◆ Material supplied
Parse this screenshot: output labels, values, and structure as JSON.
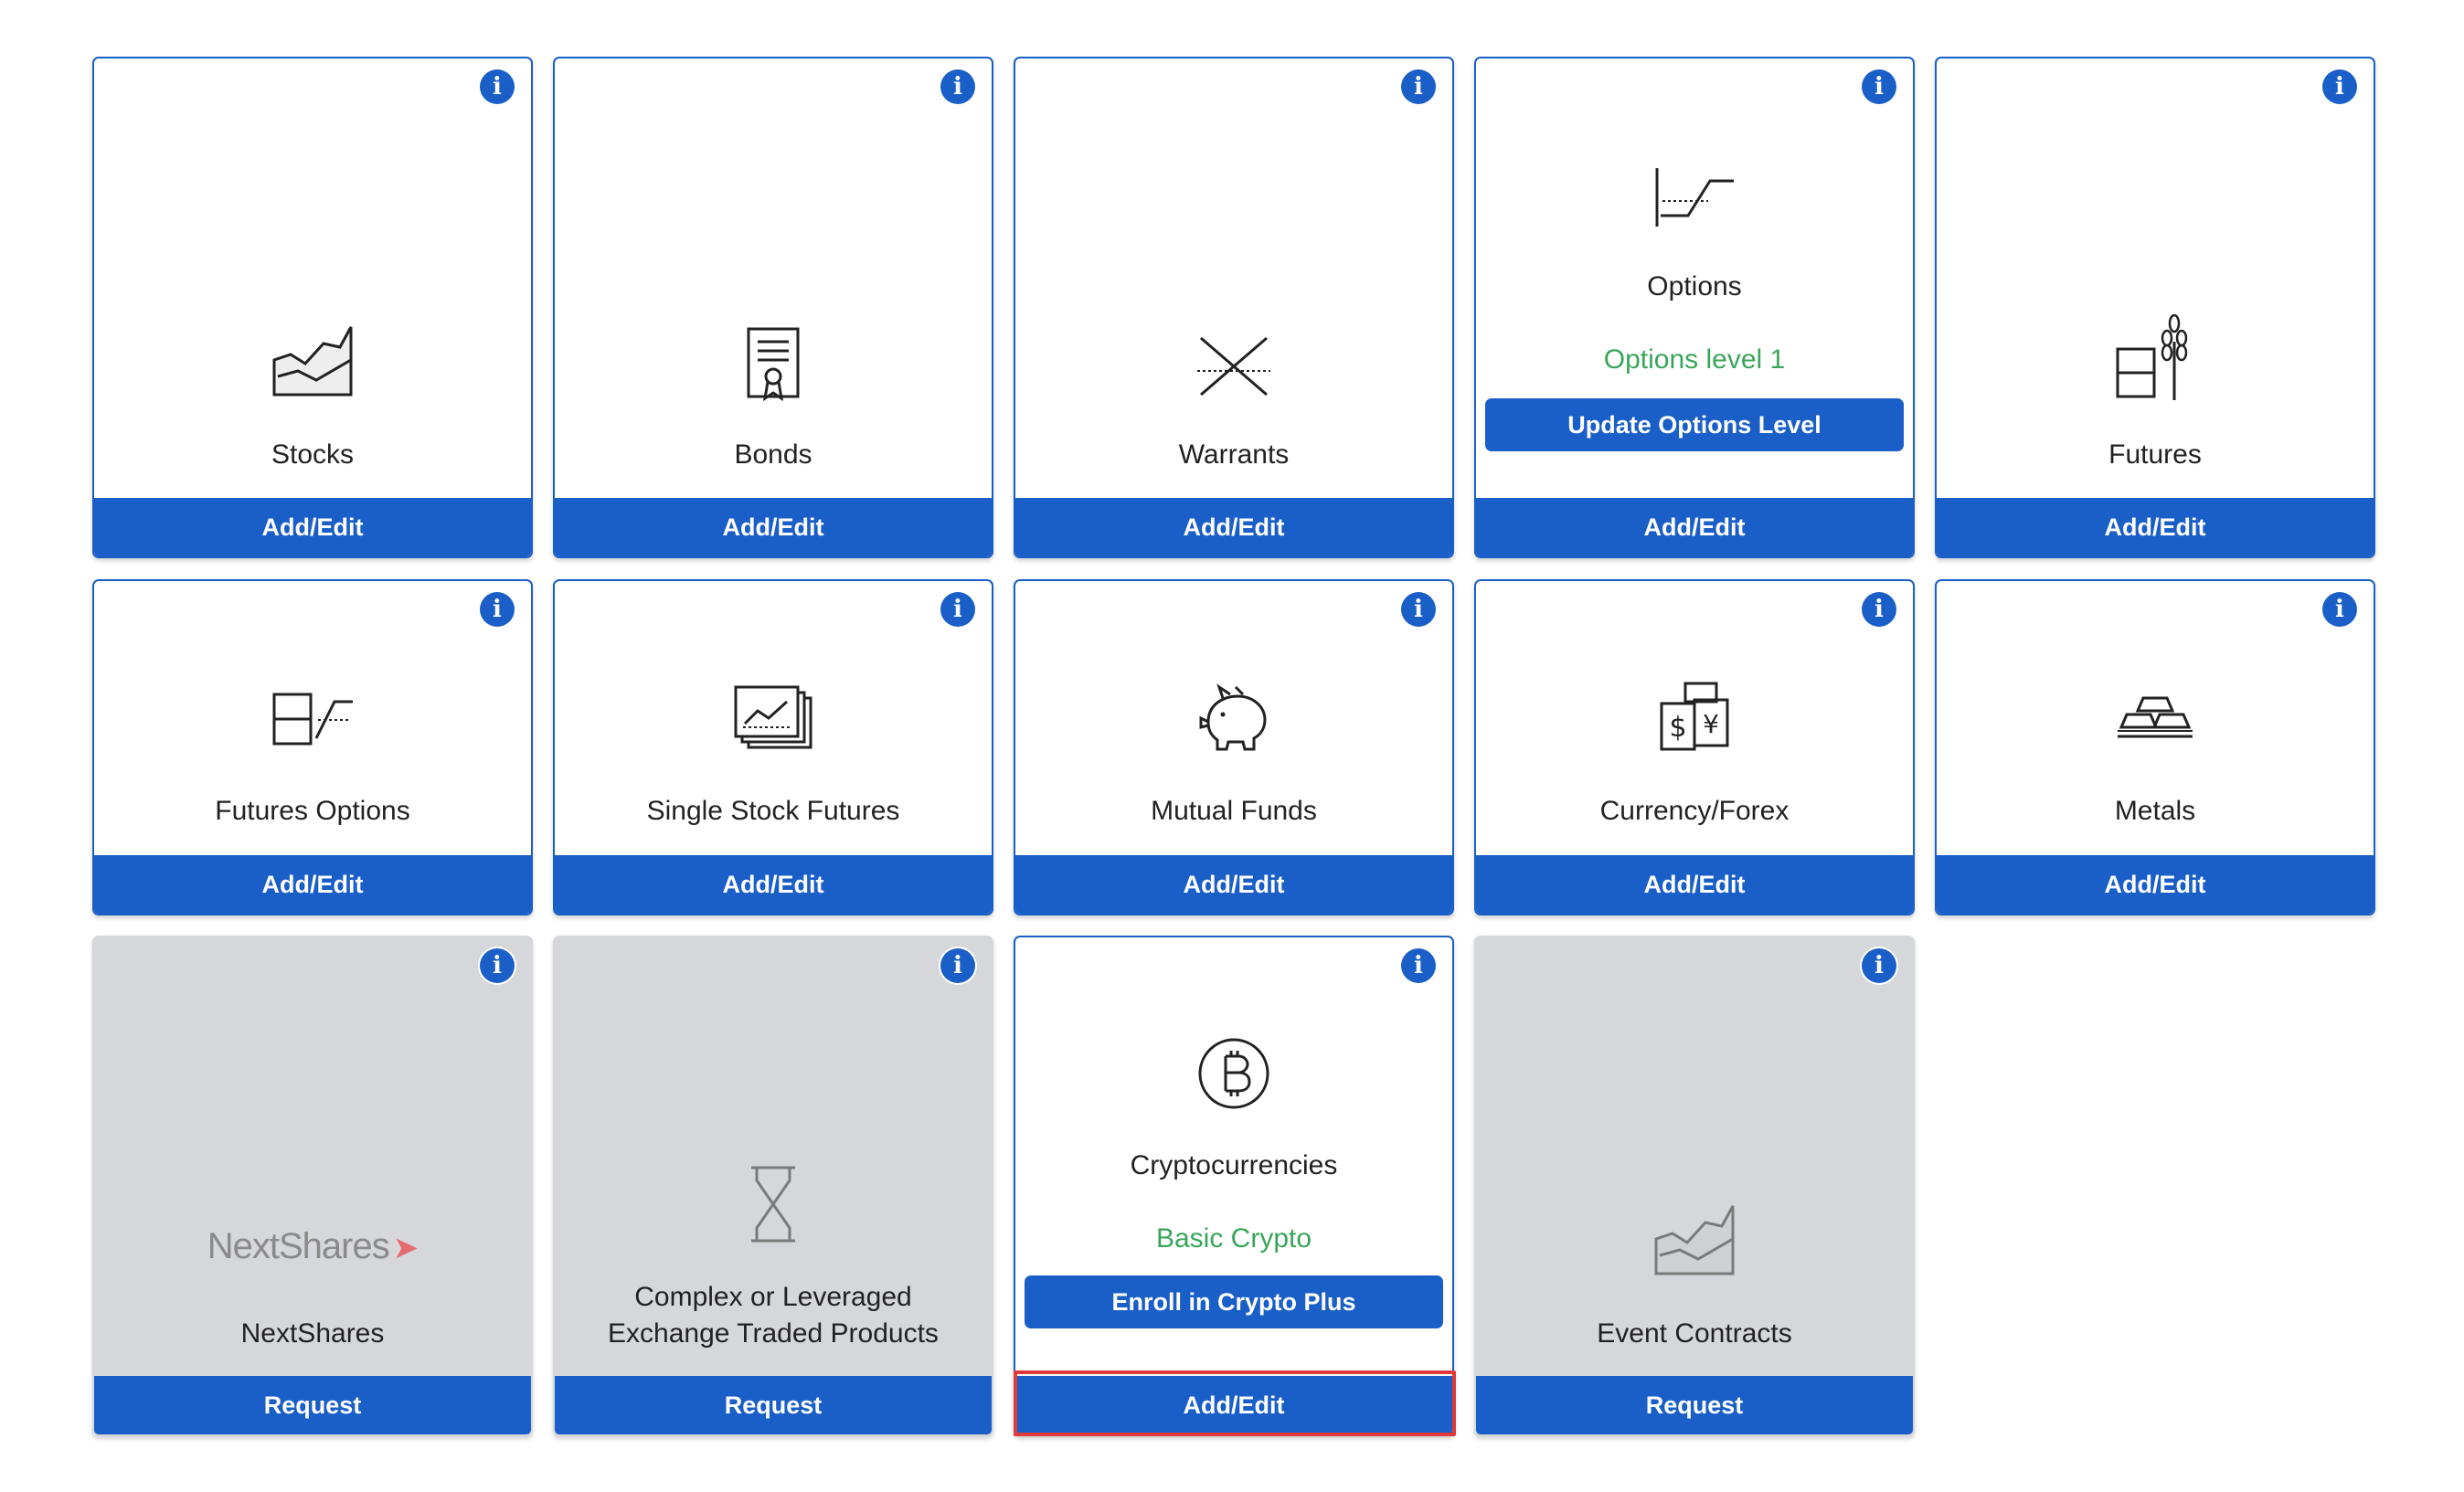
{
  "tiles": [
    {
      "name": "stocks",
      "label": "Stocks",
      "button": "Add/Edit",
      "icon": "stocks-chart-icon"
    },
    {
      "name": "bonds",
      "label": "Bonds",
      "button": "Add/Edit",
      "icon": "bond-certificate-icon"
    },
    {
      "name": "warrants",
      "label": "Warrants",
      "button": "Add/Edit",
      "icon": "warrants-cross-icon"
    },
    {
      "name": "options",
      "label": "Options",
      "level": "Options level 1",
      "action": "Update Options Level",
      "button": "Add/Edit",
      "icon": "options-payoff-icon"
    },
    {
      "name": "futures",
      "label": "Futures",
      "button": "Add/Edit",
      "icon": "futures-barrel-wheat-icon"
    },
    {
      "name": "futures-options",
      "label": "Futures Options",
      "button": "Add/Edit",
      "icon": "futures-options-icon"
    },
    {
      "name": "single-stock-futures",
      "label": "Single Stock Futures",
      "button": "Add/Edit",
      "icon": "single-stock-futures-icon"
    },
    {
      "name": "mutual-funds",
      "label": "Mutual Funds",
      "button": "Add/Edit",
      "icon": "piggy-bank-icon"
    },
    {
      "name": "currency-forex",
      "label": "Currency/Forex",
      "button": "Add/Edit",
      "icon": "currency-notes-icon"
    },
    {
      "name": "metals",
      "label": "Metals",
      "button": "Add/Edit",
      "icon": "gold-bars-icon"
    },
    {
      "name": "nextshares",
      "label": "NextShares",
      "logo": "NextShares",
      "button": "Request",
      "icon": "nextshares-logo-icon"
    },
    {
      "name": "complex-etp",
      "label_line1": "Complex or Leveraged",
      "label_line2": "Exchange Traded Products",
      "button": "Request",
      "icon": "hourglass-icon"
    },
    {
      "name": "cryptocurrencies",
      "label": "Cryptocurrencies",
      "level": "Basic Crypto",
      "action": "Enroll in Crypto Plus",
      "button": "Add/Edit",
      "icon": "bitcoin-icon"
    },
    {
      "name": "event-contracts",
      "label": "Event Contracts",
      "button": "Request",
      "icon": "event-contracts-chart-icon"
    }
  ],
  "info_glyph": "i",
  "colors": {
    "primary": "#1a5fc7",
    "level_text": "#3aa55a",
    "disabled_bg": "#d6d7db",
    "highlight": "#e03a3a"
  }
}
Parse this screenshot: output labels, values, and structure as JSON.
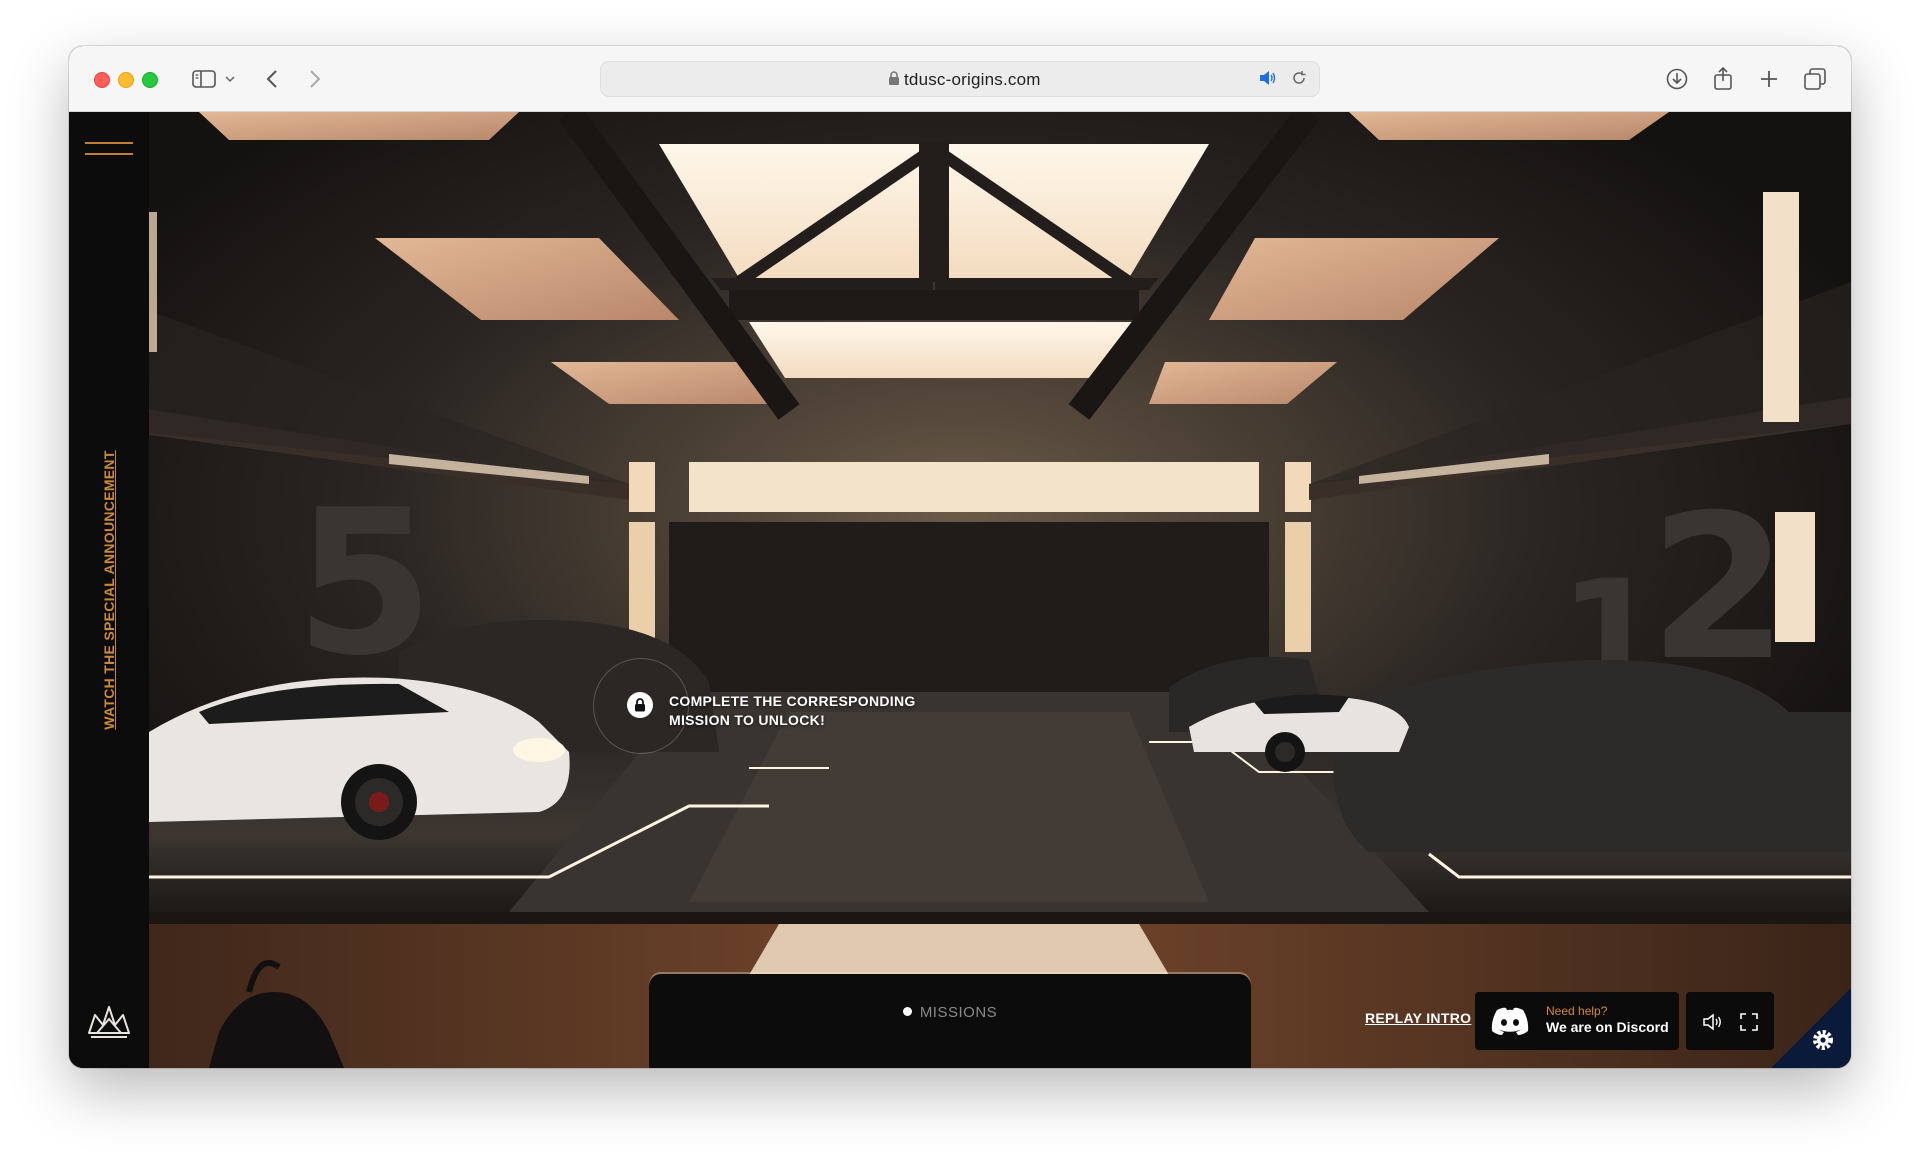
{
  "browser": {
    "url": "tdusc-origins.com"
  },
  "sidebar": {
    "announcement_link": "WATCH THE SPECIAL ANNOUNCEMENT"
  },
  "scene": {
    "lock_message_line1": "COMPLETE THE CORRESPONDING",
    "lock_message_line2": "MISSION TO UNLOCK!",
    "garage_numbers": [
      "5",
      "1",
      "2"
    ]
  },
  "bottom_bar": {
    "missions_label": "MISSIONS",
    "replay_intro_label": "REPLAY INTRO",
    "discord_small": "Need help?",
    "discord_big": "We are on Discord"
  },
  "icons": {
    "menu": "hamburger-icon",
    "logo": "crown-logo-icon",
    "lock": "lock-icon",
    "discord": "discord-icon",
    "sound": "speaker-icon",
    "fullscreen": "fullscreen-icon",
    "settings": "gear-icon"
  },
  "colors": {
    "accent": "#c98a3c",
    "panel": "#0d0c0c",
    "settings_bg": "#0a1a3a"
  }
}
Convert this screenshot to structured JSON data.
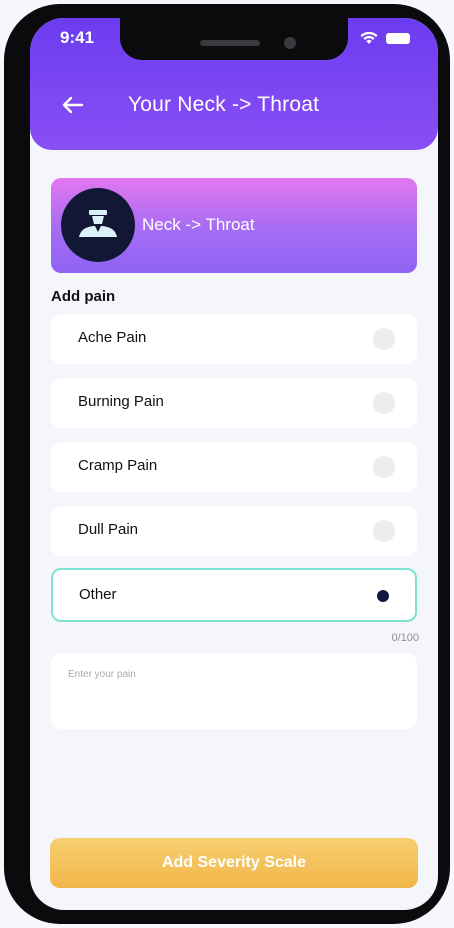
{
  "status_bar": {
    "time": "9:41",
    "icons": [
      "wifi-icon",
      "battery-icon"
    ]
  },
  "header": {
    "back_icon": "back-arrow-icon",
    "title": "Your Neck -> Throat"
  },
  "hero": {
    "avatar_icon": "person-neck-icon",
    "label": "Neck -> Throat"
  },
  "section": {
    "label": "Add pain"
  },
  "options": [
    {
      "label": "Ache Pain",
      "selected": false
    },
    {
      "label": "Burning Pain",
      "selected": false
    },
    {
      "label": "Cramp Pain",
      "selected": false
    },
    {
      "label": "Dull Pain",
      "selected": false
    },
    {
      "label": "Other",
      "selected": true
    }
  ],
  "input": {
    "counter": "0/100",
    "placeholder": "Enter your pain"
  },
  "cta": {
    "label": "Add Severity Scale"
  },
  "colors": {
    "header_purple": "#6b3cf0",
    "hero_pink": "#e277f0",
    "selected_border": "#7fe3d2",
    "cta_yellow": "#f2b64a",
    "avatar_navy": "#111735"
  }
}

◆ Goal of the exercise
Make an exact copy of the data above, pictures excluded.

◆ Answer
Parse this screenshot: output labels, values, and structure as JSON.
{
  "tiles": [
    {
      "name": "stocks",
      "label": "Stocks",
      "button": "Add/Edit",
      "icon": "stocks-chart-icon"
    },
    {
      "name": "bonds",
      "label": "Bonds",
      "button": "Add/Edit",
      "icon": "bond-certificate-icon"
    },
    {
      "name": "warrants",
      "label": "Warrants",
      "button": "Add/Edit",
      "icon": "warrants-cross-icon"
    },
    {
      "name": "options",
      "label": "Options",
      "level": "Options level 1",
      "action": "Update Options Level",
      "button": "Add/Edit",
      "icon": "options-payoff-icon"
    },
    {
      "name": "futures",
      "label": "Futures",
      "button": "Add/Edit",
      "icon": "futures-barrel-wheat-icon"
    },
    {
      "name": "futures-options",
      "label": "Futures Options",
      "button": "Add/Edit",
      "icon": "futures-options-icon"
    },
    {
      "name": "single-stock-futures",
      "label": "Single Stock Futures",
      "button": "Add/Edit",
      "icon": "single-stock-futures-icon"
    },
    {
      "name": "mutual-funds",
      "label": "Mutual Funds",
      "button": "Add/Edit",
      "icon": "piggy-bank-icon"
    },
    {
      "name": "currency-forex",
      "label": "Currency/Forex",
      "button": "Add/Edit",
      "icon": "currency-notes-icon"
    },
    {
      "name": "metals",
      "label": "Metals",
      "button": "Add/Edit",
      "icon": "gold-bars-icon"
    },
    {
      "name": "nextshares",
      "label": "NextShares",
      "logo": "NextShares",
      "button": "Request",
      "icon": "nextshares-logo-icon"
    },
    {
      "name": "complex-etp",
      "label_line1": "Complex or Leveraged",
      "label_line2": "Exchange Traded Products",
      "button": "Request",
      "icon": "hourglass-icon"
    },
    {
      "name": "cryptocurrencies",
      "label": "Cryptocurrencies",
      "level": "Basic Crypto",
      "action": "Enroll in Crypto Plus",
      "button": "Add/Edit",
      "icon": "bitcoin-icon"
    },
    {
      "name": "event-contracts",
      "label": "Event Contracts",
      "button": "Request",
      "icon": "event-contracts-chart-icon"
    }
  ],
  "info_glyph": "i",
  "colors": {
    "primary": "#1a5fc7",
    "level_text": "#3aa55a",
    "disabled_bg": "#d6d7db",
    "highlight": "#e03a3a"
  }
}
Parse this screenshot: output labels, values, and structure as JSON.
{
  "browser": {
    "url": "tdusc-origins.com"
  },
  "sidebar": {
    "announcement_link": "WATCH THE SPECIAL ANNOUNCEMENT"
  },
  "scene": {
    "lock_message_line1": "COMPLETE THE CORRESPONDING",
    "lock_message_line2": "MISSION TO UNLOCK!",
    "garage_numbers": [
      "5",
      "1",
      "2"
    ]
  },
  "bottom_bar": {
    "missions_label": "MISSIONS",
    "replay_intro_label": "REPLAY INTRO",
    "discord_small": "Need help?",
    "discord_big": "We are on Discord"
  },
  "icons": {
    "menu": "hamburger-icon",
    "logo": "crown-logo-icon",
    "lock": "lock-icon",
    "discord": "discord-icon",
    "sound": "speaker-icon",
    "fullscreen": "fullscreen-icon",
    "settings": "gear-icon"
  },
  "colors": {
    "accent": "#c98a3c",
    "panel": "#0d0c0c",
    "settings_bg": "#0a1a3a"
  }
}
Convert this screenshot to structured JSON data.
{
  "status_bar": {
    "time": "9:41",
    "icons": [
      "wifi-icon",
      "battery-icon"
    ]
  },
  "header": {
    "back_icon": "back-arrow-icon",
    "title": "Your Neck -> Throat"
  },
  "hero": {
    "avatar_icon": "person-neck-icon",
    "label": "Neck -> Throat"
  },
  "section": {
    "label": "Add pain"
  },
  "options": [
    {
      "label": "Ache Pain",
      "selected": false
    },
    {
      "label": "Burning Pain",
      "selected": false
    },
    {
      "label": "Cramp Pain",
      "selected": false
    },
    {
      "label": "Dull Pain",
      "selected": false
    },
    {
      "label": "Other",
      "selected": true
    }
  ],
  "input": {
    "counter": "0/100",
    "placeholder": "Enter your pain"
  },
  "cta": {
    "label": "Add Severity Scale"
  },
  "colors": {
    "header_purple": "#6b3cf0",
    "hero_pink": "#e277f0",
    "selected_border": "#7fe3d2",
    "cta_yellow": "#f2b64a",
    "avatar_navy": "#111735"
  }
}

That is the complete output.